** Start **

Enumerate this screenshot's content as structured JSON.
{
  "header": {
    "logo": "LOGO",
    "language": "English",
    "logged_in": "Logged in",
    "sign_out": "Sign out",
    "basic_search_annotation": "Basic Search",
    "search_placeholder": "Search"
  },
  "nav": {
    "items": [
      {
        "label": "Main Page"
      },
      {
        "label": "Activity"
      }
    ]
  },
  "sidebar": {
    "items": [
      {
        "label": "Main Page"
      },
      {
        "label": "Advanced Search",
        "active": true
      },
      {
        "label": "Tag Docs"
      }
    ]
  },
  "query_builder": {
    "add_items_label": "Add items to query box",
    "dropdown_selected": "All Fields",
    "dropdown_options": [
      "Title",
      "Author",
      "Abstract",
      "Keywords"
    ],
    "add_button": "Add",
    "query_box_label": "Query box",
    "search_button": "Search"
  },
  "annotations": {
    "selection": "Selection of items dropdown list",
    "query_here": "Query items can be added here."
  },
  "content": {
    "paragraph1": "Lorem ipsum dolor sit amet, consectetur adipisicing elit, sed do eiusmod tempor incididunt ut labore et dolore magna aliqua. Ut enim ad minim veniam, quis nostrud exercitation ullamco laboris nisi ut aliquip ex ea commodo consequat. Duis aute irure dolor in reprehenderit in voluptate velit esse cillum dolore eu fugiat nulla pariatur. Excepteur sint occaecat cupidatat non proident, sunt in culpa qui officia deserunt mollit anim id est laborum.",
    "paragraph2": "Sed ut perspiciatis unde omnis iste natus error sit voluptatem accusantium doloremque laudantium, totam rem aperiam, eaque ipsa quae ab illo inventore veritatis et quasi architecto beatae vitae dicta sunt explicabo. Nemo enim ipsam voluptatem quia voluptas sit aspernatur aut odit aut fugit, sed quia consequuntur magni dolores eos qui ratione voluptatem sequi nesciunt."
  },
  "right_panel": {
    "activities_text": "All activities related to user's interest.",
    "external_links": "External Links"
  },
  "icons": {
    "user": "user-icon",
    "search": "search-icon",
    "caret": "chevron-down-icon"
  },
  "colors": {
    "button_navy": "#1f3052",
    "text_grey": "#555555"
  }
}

** End **

▶ Written problem
Return each full line of the entries that contains the word "user".

▶ Full answer
    "activities_text": "All activities related to user's interest.",
    "user": "user-icon",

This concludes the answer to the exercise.